Items ::
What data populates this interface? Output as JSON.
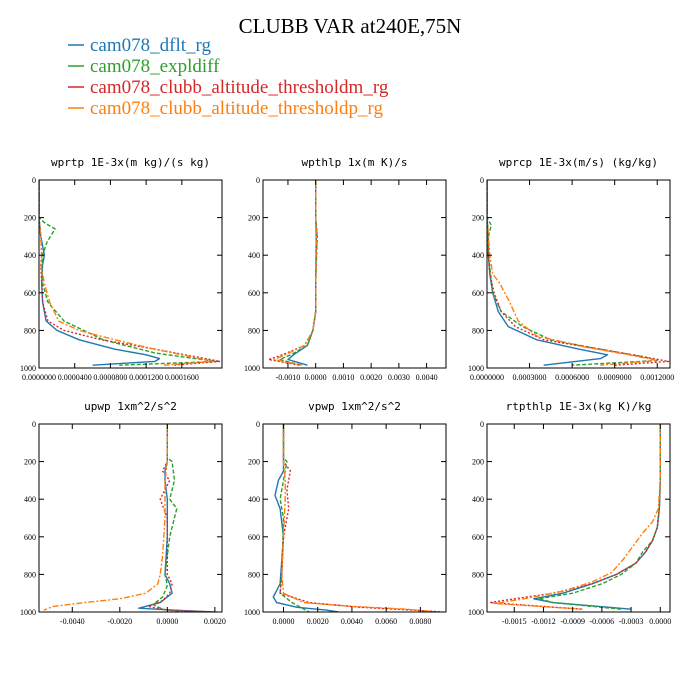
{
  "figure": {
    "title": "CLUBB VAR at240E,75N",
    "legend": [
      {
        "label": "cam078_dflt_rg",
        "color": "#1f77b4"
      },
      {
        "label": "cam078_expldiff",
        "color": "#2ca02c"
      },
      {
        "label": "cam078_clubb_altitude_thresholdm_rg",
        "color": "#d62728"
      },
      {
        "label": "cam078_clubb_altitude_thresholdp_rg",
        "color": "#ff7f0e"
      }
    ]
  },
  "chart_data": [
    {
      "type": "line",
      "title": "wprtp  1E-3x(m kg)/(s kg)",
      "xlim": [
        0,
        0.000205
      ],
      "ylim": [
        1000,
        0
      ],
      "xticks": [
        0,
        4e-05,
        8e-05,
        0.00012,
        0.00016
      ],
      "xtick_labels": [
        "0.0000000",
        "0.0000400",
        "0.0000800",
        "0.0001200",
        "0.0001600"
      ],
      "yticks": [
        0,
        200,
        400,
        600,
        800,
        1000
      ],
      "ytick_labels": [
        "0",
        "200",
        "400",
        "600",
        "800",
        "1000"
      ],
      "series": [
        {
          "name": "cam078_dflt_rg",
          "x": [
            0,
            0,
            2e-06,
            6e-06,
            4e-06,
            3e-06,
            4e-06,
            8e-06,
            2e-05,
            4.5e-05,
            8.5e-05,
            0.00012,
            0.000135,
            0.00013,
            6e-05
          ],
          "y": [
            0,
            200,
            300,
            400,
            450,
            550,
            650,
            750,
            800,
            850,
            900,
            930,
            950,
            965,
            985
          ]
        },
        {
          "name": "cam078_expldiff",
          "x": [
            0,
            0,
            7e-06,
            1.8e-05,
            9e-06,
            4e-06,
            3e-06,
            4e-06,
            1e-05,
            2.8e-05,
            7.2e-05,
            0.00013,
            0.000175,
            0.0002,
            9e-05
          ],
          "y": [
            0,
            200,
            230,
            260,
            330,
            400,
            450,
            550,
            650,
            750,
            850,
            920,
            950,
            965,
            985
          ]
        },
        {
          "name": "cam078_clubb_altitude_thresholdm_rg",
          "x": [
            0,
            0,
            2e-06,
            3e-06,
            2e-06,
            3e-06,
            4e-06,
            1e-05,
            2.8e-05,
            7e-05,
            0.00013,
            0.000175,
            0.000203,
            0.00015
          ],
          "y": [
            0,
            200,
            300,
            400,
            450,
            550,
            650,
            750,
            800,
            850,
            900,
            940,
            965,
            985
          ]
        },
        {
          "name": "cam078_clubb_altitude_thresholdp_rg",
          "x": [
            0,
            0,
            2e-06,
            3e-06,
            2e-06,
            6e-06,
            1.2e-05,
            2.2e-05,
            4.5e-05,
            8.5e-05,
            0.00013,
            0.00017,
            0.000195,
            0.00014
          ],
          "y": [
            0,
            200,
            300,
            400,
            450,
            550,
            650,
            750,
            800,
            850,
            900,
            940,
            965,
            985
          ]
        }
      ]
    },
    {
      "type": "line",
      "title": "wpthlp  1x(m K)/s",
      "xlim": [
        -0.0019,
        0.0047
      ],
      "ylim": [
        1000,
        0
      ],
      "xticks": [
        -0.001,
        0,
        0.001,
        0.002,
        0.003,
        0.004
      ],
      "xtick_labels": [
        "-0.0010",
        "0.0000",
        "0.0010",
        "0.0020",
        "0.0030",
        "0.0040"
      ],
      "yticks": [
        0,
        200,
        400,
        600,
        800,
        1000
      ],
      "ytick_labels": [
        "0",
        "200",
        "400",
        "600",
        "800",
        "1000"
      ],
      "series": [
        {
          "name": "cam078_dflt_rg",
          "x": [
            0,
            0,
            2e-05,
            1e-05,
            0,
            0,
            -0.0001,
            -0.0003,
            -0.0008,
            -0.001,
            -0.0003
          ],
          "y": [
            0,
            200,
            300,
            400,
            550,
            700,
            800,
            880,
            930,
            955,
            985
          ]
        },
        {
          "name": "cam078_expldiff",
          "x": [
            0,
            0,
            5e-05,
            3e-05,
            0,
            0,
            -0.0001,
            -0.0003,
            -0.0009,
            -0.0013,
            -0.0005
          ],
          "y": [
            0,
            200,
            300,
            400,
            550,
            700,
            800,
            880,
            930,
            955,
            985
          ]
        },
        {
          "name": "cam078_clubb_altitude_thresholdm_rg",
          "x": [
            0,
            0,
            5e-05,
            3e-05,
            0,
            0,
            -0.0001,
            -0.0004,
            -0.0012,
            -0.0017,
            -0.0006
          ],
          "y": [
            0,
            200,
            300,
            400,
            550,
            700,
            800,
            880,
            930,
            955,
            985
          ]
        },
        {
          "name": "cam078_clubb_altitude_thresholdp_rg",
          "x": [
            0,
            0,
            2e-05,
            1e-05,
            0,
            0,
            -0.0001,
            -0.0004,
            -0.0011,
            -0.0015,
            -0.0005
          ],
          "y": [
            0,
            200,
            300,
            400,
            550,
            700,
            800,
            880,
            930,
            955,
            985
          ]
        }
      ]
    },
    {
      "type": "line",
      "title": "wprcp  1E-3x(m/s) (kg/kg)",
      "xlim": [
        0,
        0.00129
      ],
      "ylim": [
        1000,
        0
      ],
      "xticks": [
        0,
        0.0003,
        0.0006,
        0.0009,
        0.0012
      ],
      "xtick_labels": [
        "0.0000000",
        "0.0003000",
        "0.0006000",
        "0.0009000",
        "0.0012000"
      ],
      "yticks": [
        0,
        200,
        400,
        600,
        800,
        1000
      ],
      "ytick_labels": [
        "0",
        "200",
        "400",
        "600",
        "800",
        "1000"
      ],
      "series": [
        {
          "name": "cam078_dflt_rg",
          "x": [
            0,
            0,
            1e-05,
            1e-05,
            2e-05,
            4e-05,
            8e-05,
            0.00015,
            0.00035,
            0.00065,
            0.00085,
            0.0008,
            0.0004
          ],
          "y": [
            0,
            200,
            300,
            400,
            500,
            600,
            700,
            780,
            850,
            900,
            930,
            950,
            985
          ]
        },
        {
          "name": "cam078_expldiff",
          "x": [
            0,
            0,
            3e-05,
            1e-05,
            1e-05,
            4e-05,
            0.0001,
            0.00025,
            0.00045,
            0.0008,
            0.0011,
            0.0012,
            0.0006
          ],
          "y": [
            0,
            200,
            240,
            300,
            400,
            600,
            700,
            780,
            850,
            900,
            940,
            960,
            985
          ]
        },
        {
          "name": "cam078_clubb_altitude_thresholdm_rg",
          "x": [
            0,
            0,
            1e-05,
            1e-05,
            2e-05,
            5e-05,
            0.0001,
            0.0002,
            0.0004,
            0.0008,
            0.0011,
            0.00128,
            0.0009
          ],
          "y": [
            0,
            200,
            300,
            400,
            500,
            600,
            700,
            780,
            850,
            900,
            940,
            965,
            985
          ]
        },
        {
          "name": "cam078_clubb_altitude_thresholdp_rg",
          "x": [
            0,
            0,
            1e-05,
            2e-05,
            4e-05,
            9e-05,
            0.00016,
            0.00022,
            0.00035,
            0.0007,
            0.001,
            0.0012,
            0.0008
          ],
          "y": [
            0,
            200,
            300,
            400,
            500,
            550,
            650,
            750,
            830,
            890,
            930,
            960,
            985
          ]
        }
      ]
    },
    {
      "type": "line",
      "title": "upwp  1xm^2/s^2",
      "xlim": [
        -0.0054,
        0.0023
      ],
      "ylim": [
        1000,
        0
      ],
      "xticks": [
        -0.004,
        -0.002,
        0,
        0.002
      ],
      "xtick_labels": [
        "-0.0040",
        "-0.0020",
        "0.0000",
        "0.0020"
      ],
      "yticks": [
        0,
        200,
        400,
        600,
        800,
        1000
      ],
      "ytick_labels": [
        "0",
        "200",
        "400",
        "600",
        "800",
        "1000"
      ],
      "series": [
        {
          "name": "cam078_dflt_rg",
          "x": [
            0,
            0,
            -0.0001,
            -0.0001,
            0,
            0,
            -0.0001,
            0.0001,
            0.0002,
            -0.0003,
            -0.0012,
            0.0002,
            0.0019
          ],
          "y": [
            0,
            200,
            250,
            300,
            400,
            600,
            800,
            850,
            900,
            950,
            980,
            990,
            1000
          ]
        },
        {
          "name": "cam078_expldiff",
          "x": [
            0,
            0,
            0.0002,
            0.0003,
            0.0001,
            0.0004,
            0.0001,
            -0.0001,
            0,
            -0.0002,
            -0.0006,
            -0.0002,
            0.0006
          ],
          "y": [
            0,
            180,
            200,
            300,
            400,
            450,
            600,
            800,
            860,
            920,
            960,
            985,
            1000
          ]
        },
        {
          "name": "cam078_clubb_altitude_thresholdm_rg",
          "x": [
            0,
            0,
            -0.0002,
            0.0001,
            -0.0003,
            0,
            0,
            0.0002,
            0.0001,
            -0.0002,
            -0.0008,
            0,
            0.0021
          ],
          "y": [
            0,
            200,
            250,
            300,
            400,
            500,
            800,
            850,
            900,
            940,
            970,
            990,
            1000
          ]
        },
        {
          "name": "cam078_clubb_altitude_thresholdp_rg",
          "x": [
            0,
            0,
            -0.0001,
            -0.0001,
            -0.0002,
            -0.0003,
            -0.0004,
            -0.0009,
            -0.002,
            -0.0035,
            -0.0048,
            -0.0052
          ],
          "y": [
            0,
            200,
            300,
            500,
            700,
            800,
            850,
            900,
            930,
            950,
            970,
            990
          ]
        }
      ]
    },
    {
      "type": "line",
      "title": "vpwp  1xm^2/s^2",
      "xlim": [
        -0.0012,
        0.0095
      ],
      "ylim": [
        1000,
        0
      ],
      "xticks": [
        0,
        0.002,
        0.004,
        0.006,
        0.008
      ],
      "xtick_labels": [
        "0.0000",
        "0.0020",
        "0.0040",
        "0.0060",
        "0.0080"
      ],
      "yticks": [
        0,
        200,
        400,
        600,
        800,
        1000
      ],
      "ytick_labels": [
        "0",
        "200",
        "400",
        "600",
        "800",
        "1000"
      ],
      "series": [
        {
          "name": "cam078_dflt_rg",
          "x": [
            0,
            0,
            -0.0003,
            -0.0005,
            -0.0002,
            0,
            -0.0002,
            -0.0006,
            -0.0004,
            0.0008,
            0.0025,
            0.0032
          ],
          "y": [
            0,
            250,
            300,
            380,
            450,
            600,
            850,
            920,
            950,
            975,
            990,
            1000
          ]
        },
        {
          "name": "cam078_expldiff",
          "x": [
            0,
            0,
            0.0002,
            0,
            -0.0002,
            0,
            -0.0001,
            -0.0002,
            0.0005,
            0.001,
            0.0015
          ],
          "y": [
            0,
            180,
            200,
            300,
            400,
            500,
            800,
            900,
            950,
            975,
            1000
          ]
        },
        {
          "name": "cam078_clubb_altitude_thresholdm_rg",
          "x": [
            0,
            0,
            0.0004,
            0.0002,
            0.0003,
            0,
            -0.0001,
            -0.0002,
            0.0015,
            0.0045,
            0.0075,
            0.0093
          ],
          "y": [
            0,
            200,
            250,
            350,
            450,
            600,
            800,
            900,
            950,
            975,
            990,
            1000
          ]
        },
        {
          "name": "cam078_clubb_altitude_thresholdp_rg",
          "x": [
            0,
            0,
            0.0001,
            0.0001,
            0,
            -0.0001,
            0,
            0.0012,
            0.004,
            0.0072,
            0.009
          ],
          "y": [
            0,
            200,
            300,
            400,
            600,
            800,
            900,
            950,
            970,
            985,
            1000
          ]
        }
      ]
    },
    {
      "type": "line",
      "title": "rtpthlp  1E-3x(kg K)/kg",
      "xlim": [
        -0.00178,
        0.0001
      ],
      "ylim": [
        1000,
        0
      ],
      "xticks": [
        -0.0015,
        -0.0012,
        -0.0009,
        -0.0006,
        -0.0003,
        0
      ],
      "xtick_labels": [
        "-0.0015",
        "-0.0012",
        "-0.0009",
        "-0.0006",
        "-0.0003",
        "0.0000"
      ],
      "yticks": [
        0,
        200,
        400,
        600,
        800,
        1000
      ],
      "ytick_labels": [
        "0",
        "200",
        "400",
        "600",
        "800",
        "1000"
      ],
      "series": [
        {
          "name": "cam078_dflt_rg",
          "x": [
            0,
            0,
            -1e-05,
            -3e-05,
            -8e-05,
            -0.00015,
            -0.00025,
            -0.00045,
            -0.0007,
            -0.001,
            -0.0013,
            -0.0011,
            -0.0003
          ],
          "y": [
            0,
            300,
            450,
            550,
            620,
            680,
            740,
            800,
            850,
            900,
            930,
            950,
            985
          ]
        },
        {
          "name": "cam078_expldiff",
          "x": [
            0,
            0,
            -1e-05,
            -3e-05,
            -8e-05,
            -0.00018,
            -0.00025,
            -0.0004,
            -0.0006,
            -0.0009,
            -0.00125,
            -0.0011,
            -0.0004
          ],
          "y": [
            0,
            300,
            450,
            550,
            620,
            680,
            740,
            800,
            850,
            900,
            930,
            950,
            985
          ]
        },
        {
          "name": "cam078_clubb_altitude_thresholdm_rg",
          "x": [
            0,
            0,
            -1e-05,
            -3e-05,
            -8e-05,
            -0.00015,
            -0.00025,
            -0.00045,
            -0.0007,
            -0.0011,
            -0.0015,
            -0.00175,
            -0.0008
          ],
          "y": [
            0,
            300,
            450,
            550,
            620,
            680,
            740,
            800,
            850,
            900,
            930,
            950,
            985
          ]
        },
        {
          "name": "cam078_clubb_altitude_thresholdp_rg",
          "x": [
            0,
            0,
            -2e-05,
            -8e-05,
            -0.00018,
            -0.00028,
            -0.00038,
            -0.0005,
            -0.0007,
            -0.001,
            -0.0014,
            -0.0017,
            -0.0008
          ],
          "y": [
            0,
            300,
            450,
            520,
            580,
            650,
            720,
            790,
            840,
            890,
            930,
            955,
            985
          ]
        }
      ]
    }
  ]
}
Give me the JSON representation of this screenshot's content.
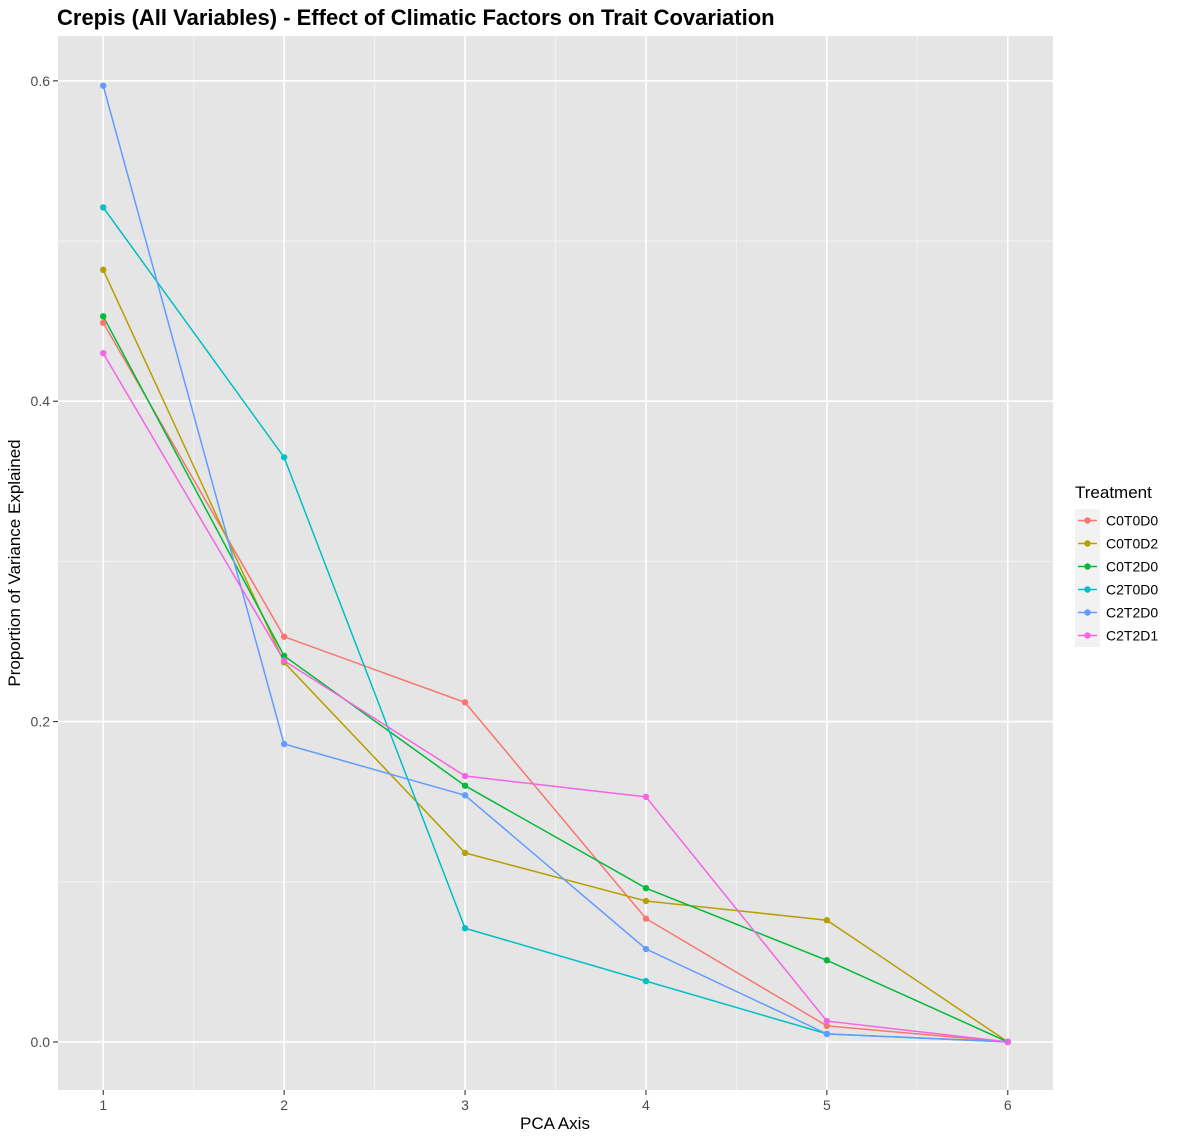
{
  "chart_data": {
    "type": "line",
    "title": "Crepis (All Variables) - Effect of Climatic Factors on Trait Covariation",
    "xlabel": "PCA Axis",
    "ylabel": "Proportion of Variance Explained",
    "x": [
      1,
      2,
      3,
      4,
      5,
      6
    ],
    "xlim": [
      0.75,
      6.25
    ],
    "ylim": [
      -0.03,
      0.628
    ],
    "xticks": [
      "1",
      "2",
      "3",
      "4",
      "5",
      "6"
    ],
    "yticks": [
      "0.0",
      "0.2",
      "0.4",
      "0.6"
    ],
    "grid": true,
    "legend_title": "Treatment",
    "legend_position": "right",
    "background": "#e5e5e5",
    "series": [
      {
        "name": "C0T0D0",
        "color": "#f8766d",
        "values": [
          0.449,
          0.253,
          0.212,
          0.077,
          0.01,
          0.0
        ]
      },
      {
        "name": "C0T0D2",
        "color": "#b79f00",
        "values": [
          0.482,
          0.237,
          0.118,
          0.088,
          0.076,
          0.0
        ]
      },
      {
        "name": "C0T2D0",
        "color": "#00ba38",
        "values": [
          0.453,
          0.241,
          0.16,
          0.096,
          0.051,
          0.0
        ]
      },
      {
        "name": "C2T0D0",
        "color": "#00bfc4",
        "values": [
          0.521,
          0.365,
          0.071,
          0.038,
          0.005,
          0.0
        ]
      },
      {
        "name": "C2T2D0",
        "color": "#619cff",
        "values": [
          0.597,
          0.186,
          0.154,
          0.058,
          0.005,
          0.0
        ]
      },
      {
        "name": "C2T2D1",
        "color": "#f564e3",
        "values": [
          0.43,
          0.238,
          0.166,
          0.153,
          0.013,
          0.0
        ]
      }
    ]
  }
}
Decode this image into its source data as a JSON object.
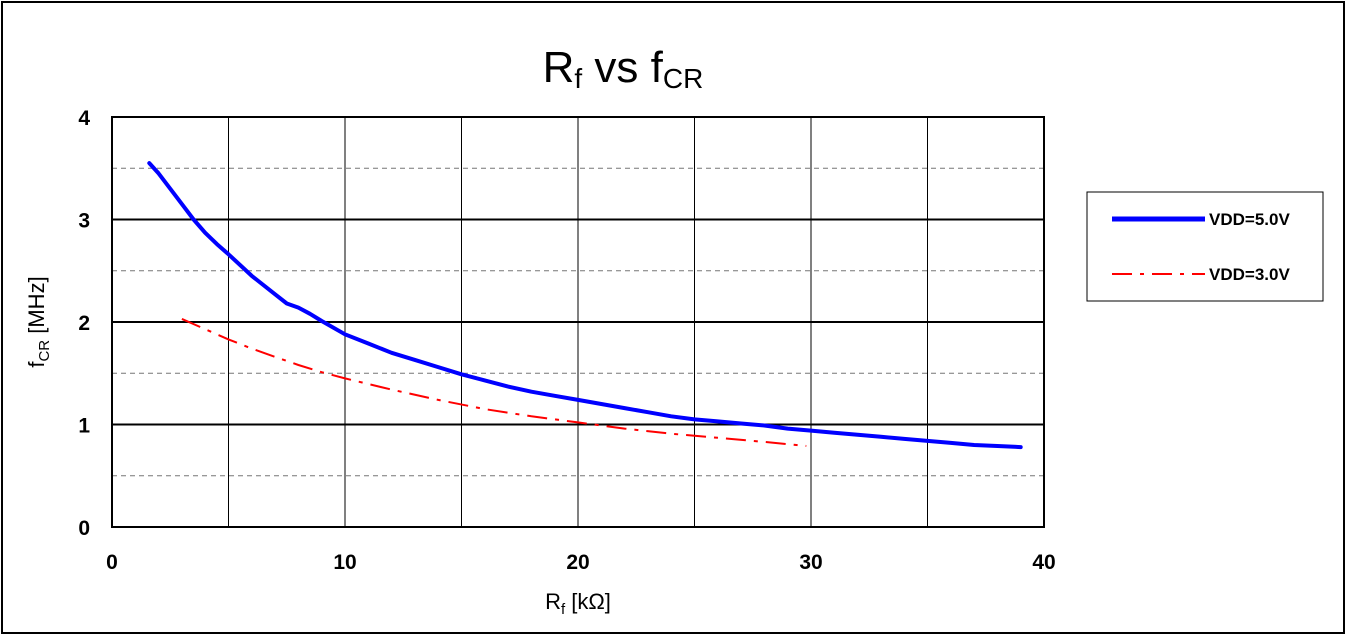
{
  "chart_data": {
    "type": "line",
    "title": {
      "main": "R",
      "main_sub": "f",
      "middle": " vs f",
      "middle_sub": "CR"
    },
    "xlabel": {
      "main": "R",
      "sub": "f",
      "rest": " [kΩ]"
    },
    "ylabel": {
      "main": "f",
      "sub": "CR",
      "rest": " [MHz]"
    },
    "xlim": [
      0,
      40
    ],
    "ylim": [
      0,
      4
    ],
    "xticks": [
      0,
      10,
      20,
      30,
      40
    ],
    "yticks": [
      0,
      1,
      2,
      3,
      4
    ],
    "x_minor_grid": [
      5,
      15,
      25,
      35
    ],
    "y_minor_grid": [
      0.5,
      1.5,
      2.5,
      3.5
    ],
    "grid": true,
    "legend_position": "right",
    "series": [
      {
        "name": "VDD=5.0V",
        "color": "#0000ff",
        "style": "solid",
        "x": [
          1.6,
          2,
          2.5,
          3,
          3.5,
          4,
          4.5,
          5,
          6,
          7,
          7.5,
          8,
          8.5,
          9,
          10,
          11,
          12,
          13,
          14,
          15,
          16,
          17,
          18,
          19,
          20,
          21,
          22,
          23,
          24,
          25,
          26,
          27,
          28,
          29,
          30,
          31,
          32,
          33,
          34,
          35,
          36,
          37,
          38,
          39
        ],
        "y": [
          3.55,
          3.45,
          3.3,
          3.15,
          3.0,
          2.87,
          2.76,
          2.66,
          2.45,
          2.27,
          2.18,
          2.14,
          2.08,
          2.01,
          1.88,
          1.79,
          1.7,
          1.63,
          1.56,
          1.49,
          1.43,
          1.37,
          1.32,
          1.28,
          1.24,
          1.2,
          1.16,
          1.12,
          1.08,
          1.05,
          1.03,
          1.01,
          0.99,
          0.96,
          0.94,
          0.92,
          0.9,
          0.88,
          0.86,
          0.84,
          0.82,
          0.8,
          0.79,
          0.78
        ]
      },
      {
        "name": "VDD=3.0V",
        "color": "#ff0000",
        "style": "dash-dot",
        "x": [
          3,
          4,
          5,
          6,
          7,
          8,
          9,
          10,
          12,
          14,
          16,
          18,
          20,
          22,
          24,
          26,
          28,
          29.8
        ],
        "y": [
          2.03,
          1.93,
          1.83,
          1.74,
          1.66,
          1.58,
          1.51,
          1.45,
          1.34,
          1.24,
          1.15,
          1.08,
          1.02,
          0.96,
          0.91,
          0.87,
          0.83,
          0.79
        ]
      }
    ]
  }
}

What is required :: Gather and return every line that holds the string "ylabel".

Answer to this problem ::
    "ylabel": "Proportion of Variance Explained",
    "ylabel": {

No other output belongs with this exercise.